Structured figure records
----
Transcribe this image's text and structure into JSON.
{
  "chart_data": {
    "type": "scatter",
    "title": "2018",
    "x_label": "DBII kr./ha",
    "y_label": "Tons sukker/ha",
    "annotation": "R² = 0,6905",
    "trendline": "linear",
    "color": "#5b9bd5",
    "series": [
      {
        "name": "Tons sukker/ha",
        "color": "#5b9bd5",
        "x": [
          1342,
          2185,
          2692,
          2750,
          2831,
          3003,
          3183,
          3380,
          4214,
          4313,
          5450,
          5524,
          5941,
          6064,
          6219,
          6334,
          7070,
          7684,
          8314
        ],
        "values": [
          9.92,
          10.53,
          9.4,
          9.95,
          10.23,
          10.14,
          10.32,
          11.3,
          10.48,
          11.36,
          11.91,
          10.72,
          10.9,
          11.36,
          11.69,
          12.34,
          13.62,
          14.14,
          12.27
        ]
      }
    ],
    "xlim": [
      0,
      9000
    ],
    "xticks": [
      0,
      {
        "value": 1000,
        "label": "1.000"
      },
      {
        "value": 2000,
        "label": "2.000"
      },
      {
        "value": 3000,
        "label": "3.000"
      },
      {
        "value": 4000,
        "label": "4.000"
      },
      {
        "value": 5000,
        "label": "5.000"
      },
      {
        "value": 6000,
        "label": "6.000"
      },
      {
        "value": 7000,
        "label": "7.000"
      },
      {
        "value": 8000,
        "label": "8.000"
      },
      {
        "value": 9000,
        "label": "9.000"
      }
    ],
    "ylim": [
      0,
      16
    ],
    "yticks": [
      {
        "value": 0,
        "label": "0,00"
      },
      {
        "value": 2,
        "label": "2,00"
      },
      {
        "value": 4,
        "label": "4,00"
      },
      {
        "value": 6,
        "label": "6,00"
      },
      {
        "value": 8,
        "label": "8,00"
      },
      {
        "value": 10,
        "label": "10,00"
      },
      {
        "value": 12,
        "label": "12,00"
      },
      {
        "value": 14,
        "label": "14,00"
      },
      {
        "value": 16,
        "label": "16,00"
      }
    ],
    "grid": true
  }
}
----
- Work to do
Search the entries for the word "Tons" and copy every line that has it.

- Reply to the exercise
    "y_label": "Tons sukker/ha",
        "name": "Tons sukker/ha",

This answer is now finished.